## [Direction]
Quote the whole listing exactly. Leave the pictures out of your copy.

[Data entries]
——
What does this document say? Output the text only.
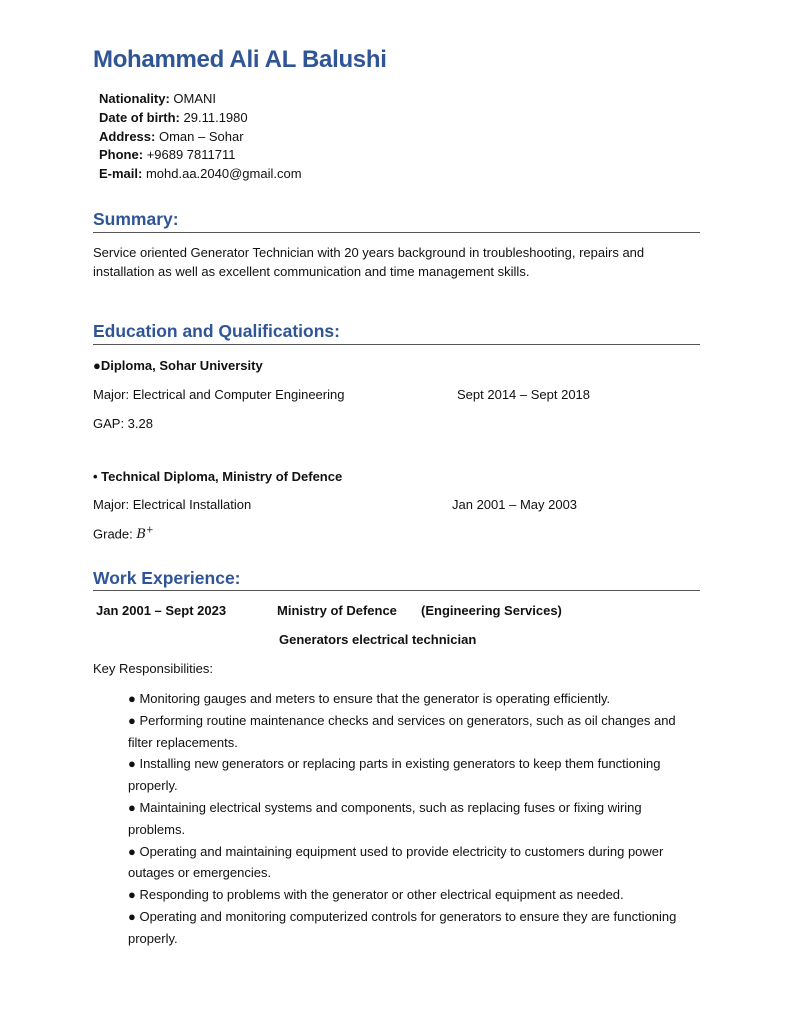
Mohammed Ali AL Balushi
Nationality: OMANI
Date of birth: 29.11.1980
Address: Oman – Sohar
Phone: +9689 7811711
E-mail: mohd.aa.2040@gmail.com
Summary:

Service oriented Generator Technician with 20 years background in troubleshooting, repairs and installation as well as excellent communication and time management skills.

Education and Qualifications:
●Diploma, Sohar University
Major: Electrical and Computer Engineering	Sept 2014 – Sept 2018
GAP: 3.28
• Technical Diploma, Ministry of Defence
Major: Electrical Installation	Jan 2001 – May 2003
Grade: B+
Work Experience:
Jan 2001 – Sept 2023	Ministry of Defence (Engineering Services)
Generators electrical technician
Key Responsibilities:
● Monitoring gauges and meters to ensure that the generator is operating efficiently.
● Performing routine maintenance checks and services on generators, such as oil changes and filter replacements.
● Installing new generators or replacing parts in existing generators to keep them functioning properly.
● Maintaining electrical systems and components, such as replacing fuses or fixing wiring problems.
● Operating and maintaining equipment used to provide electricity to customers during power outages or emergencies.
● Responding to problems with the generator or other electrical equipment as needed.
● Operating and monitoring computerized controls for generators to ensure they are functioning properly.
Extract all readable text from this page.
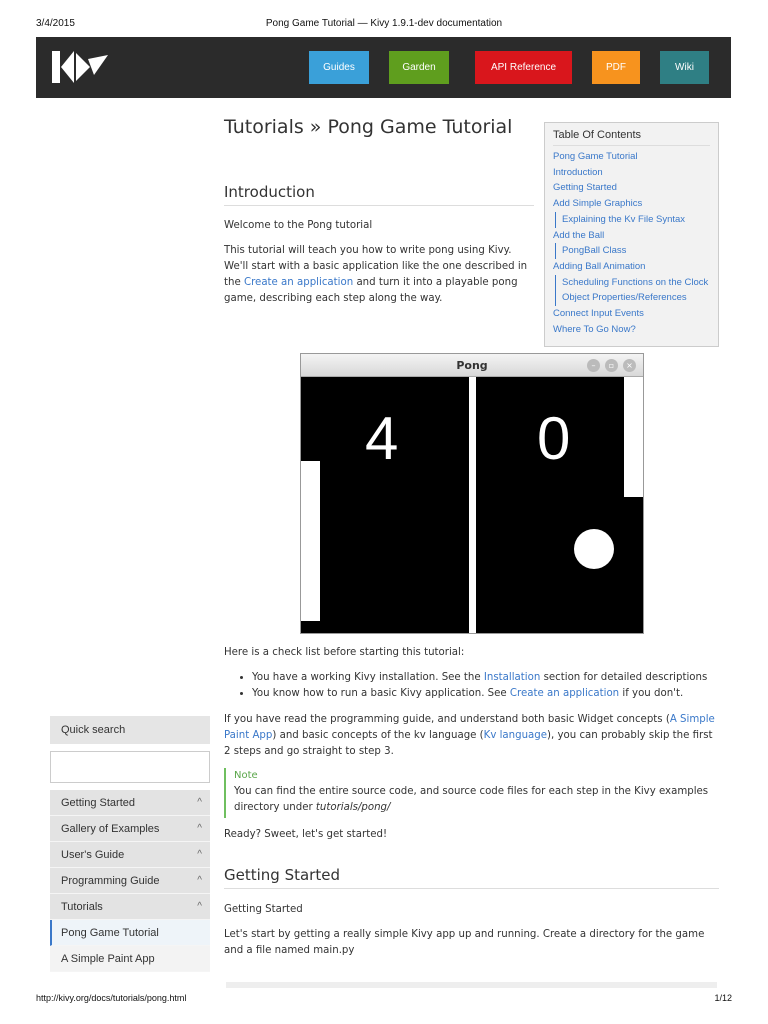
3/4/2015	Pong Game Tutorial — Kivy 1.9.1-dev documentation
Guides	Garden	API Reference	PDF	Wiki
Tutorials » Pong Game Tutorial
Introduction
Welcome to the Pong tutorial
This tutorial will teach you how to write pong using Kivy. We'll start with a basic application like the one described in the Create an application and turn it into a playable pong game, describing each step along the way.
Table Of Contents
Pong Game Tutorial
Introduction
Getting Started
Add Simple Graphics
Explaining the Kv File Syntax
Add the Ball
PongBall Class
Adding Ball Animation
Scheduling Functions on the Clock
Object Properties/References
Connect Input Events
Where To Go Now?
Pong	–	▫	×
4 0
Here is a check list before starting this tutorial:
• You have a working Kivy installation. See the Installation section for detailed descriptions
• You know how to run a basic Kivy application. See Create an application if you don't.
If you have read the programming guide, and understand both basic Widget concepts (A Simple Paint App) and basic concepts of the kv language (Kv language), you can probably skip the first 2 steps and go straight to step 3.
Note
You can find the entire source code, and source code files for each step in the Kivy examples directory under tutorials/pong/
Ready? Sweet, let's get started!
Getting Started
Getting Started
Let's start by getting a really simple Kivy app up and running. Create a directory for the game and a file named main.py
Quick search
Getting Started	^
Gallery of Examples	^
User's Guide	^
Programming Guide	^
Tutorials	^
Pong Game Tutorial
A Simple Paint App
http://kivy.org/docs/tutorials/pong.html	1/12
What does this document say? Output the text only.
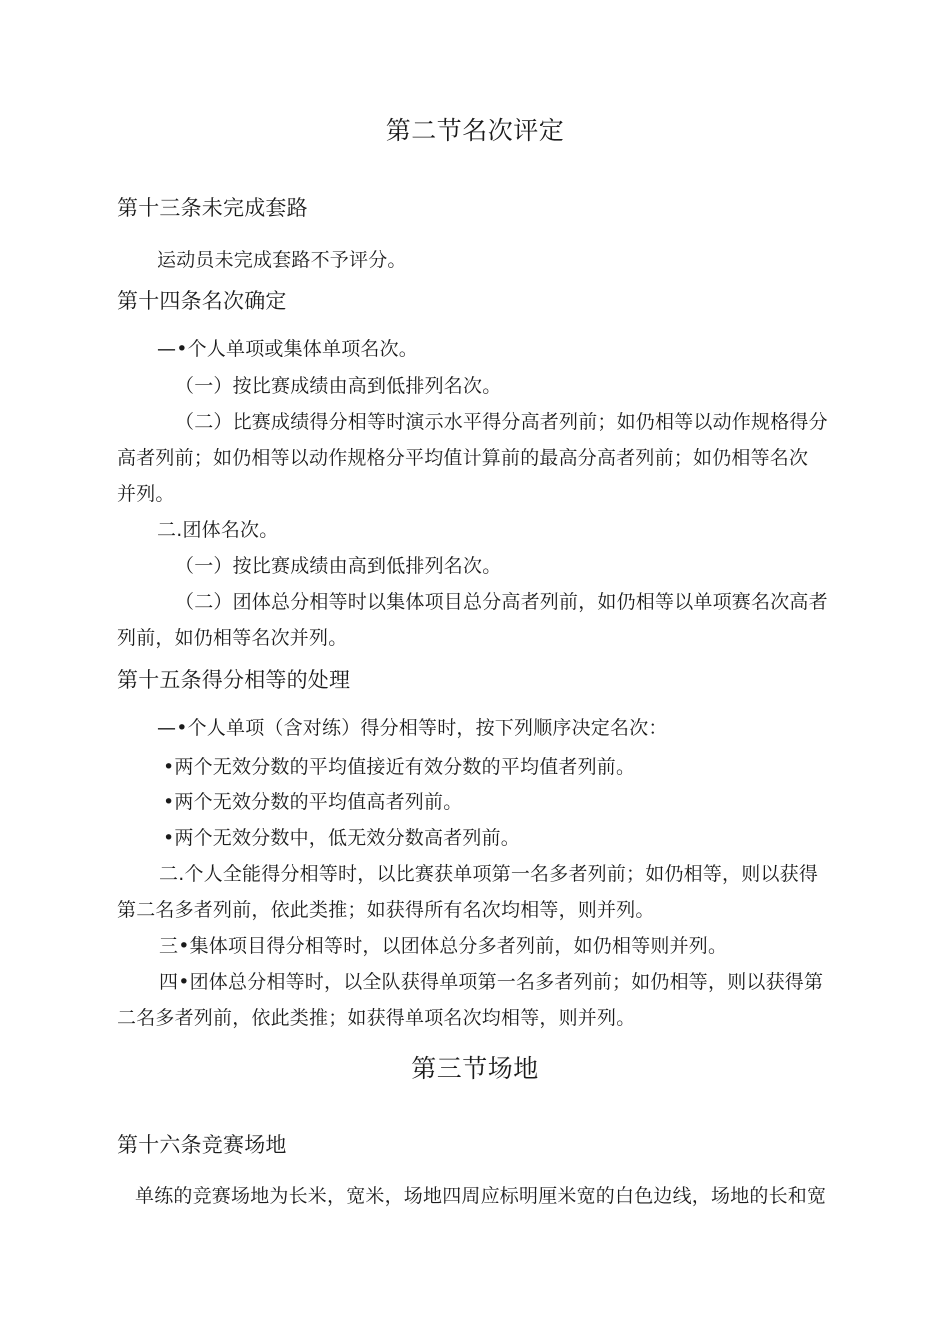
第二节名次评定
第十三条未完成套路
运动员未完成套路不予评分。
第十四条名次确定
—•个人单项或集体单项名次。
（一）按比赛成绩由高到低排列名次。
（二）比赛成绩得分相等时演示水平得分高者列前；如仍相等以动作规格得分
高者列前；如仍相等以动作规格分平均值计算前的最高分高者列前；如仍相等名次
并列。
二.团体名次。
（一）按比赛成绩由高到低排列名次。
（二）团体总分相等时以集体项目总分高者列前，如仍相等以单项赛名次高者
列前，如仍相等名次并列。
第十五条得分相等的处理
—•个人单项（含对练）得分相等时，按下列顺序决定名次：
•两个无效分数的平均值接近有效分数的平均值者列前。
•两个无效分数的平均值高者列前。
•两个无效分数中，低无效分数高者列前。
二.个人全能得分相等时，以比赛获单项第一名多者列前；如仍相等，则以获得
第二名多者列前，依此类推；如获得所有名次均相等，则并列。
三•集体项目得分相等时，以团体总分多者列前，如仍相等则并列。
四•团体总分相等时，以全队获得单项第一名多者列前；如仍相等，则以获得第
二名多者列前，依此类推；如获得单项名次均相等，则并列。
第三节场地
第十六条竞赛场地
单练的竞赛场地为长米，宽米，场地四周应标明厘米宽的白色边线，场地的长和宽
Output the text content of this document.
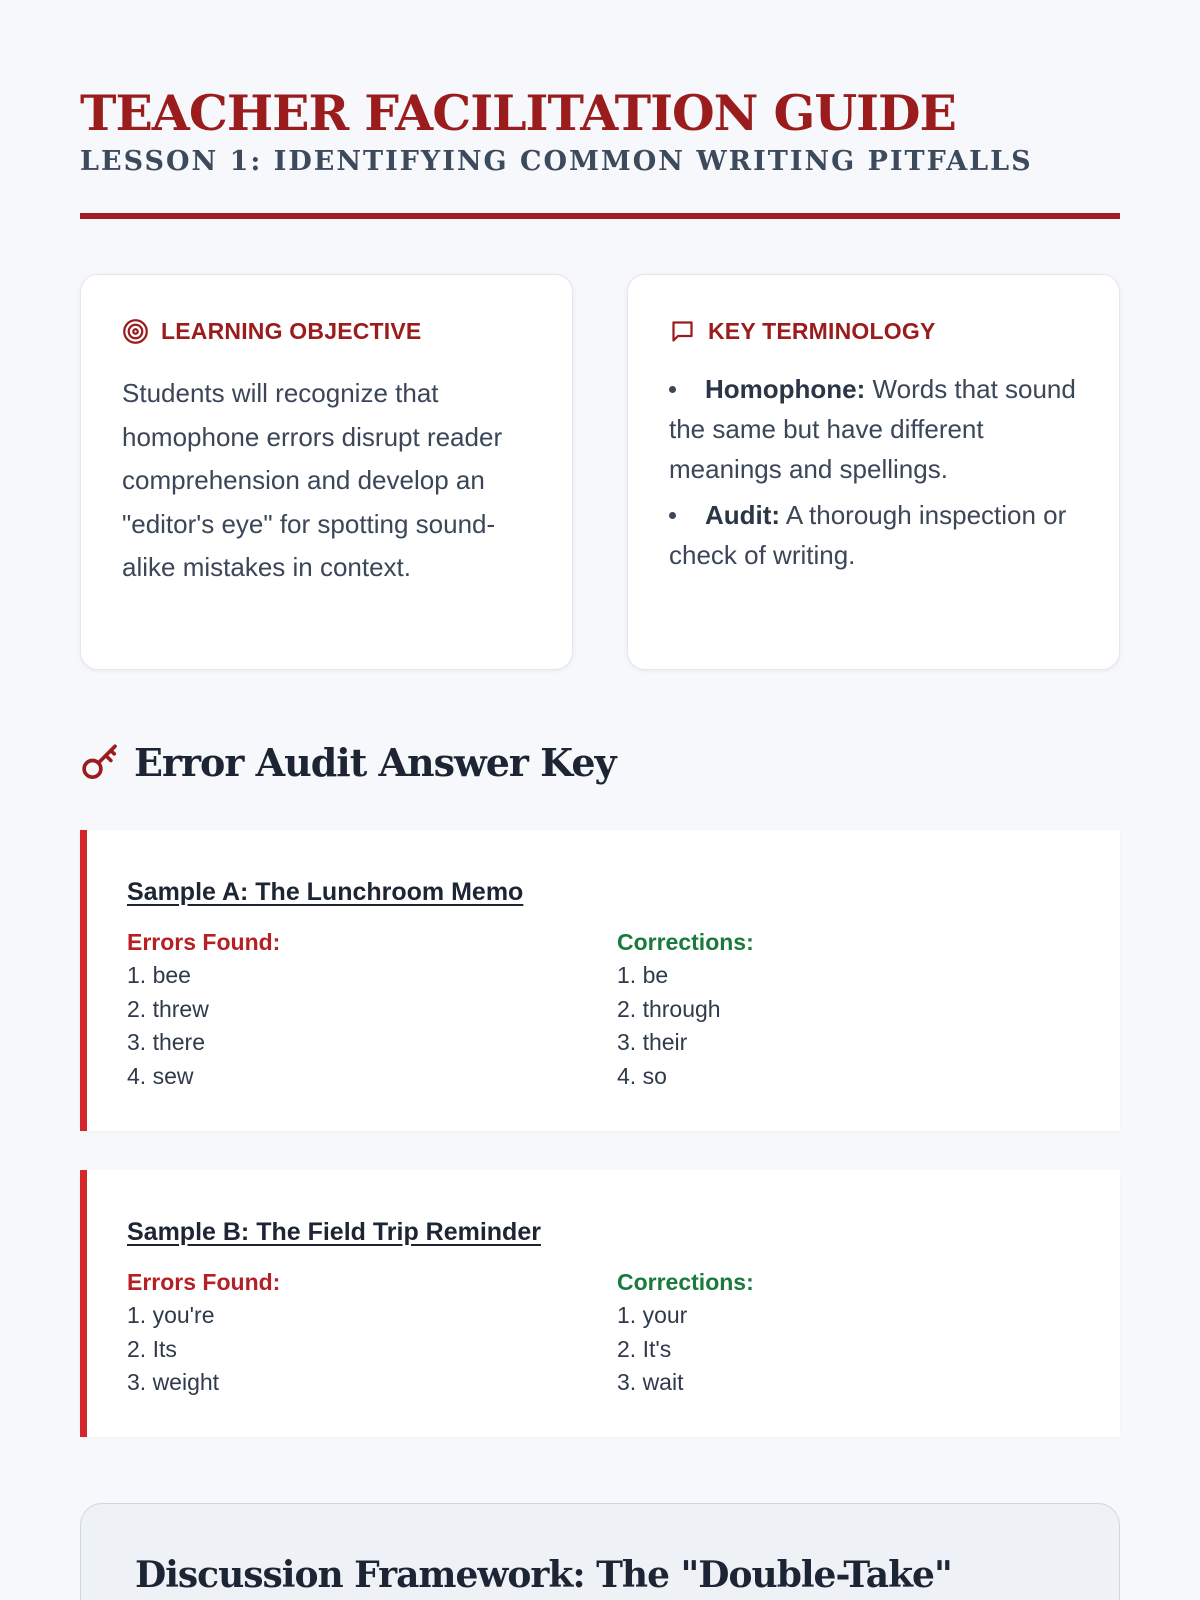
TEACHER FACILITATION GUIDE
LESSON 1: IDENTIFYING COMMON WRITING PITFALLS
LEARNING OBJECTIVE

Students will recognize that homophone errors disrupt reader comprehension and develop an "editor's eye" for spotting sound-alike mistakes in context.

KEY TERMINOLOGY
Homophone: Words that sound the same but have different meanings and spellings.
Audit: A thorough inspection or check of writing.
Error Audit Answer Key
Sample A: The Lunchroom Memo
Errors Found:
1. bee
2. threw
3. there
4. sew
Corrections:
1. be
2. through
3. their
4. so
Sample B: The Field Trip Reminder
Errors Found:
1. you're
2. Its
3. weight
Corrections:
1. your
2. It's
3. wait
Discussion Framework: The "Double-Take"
——
## [Response to the task]
What does this document say? Output the text only.
Mohammed Ali AL Balushi
Nationality: OMANI
Date of birth: 29.11.1980
Address: Oman – Sohar
Phone: +9689 7811711
E-mail: mohd.aa.2040@gmail.com
Summary:

Service oriented Generator Technician with 20 years background in troubleshooting, repairs and installation as well as excellent communication and time management skills.

Education and Qualifications:
●Diploma, Sohar University
Major: Electrical and Computer Engineering	Sept 2014 – Sept 2018
GAP: 3.28
• Technical Diploma, Ministry of Defence
Major: Electrical Installation	Jan 2001 – May 2003
Grade: B+
Work Experience:
Jan 2001 – Sept 2023	Ministry of Defence (Engineering Services)
Generators electrical technician
Key Responsibilities:
● Monitoring gauges and meters to ensure that the generator is operating efficiently.
● Performing routine maintenance checks and services on generators, such as oil changes and filter replacements.
● Installing new generators or replacing parts in existing generators to keep them functioning properly.
● Maintaining electrical systems and components, such as replacing fuses or fixing wiring problems.
● Operating and maintaining equipment used to provide electricity to customers during power outages or emergencies.
● Responding to problems with the generator or other electrical equipment as needed.
● Operating and monitoring computerized controls for generators to ensure they are functioning properly.
Extract all readable text from this page.
3/4/2015	Pong Game Tutorial — Kivy 1.9.1-dev documentation
Guides	Garden	API Reference	PDF	Wiki
Tutorials » Pong Game Tutorial
Introduction
Welcome to the Pong tutorial
This tutorial will teach you how to write pong using Kivy. We'll start with a basic application like the one described in the Create an application and turn it into a playable pong game, describing each step along the way.
Table Of Contents
Pong Game Tutorial
Introduction
Getting Started
Add Simple Graphics
Explaining the Kv File Syntax
Add the Ball
PongBall Class
Adding Ball Animation
Scheduling Functions on the Clock
Object Properties/References
Connect Input Events
Where To Go Now?
Pong	–	▫	×
4 0
Here is a check list before starting this tutorial:
• You have a working Kivy installation. See the Installation section for detailed descriptions
• You know how to run a basic Kivy application. See Create an application if you don't.
If you have read the programming guide, and understand both basic Widget concepts (A Simple Paint App) and basic concepts of the kv language (Kv language), you can probably skip the first 2 steps and go straight to step 3.
Note
You can find the entire source code, and source code files for each step in the Kivy examples directory under tutorials/pong/
Ready? Sweet, let's get started!
Getting Started
Getting Started
Let's start by getting a really simple Kivy app up and running. Create a directory for the game and a file named main.py
Quick search
Getting Started	^
Gallery of Examples	^
User's Guide	^
Programming Guide	^
Tutorials	^
Pong Game Tutorial
A Simple Paint App
http://kivy.org/docs/tutorials/pong.html	1/12
What does this document say? Output the text only.
第二节名次评定
第十三条未完成套路
运动员未完成套路不予评分。
第十四条名次确定
—•个人单项或集体单项名次。
（一）按比赛成绩由高到低排列名次。
（二）比赛成绩得分相等时演示水平得分高者列前；如仍相等以动作规格得分
高者列前；如仍相等以动作规格分平均值计算前的最高分高者列前；如仍相等名次
并列。
二.团体名次。
（一）按比赛成绩由高到低排列名次。
（二）团体总分相等时以集体项目总分高者列前，如仍相等以单项赛名次高者
列前，如仍相等名次并列。
第十五条得分相等的处理
—•个人单项（含对练）得分相等时，按下列顺序决定名次：
•两个无效分数的平均值接近有效分数的平均值者列前。
•两个无效分数的平均值高者列前。
•两个无效分数中，低无效分数高者列前。
二.个人全能得分相等时，以比赛获单项第一名多者列前；如仍相等，则以获得
第二名多者列前，依此类推；如获得所有名次均相等，则并列。
三•集体项目得分相等时，以团体总分多者列前，如仍相等则并列。
四•团体总分相等时，以全队获得单项第一名多者列前；如仍相等，则以获得第
二名多者列前，依此类推；如获得单项名次均相等，则并列。
第三节场地
第十六条竞赛场地
单练的竞赛场地为长米，宽米，场地四周应标明厘米宽的白色边线，场地的长和宽
Output the text content of this document.
TEACHER FACILITATION GUIDE
LESSON 1: IDENTIFYING COMMON WRITING PITFALLS
LEARNING OBJECTIVE

Students will recognize that homophone errors disrupt reader comprehension and develop an "editor's eye" for spotting sound-alike mistakes in context.

KEY TERMINOLOGY
Homophone: Words that sound the same but have different meanings and spellings.
Audit: A thorough inspection or check of writing.
Error Audit Answer Key
Sample A: The Lunchroom Memo
Errors Found:
1. bee
2. threw
3. there
4. sew
Corrections:
1. be
2. through
3. their
4. so
Sample B: The Field Trip Reminder
Errors Found:
1. you're
2. Its
3. weight
Corrections:
1. your
2. It's
3. wait
Discussion Framework: The "Double-Take"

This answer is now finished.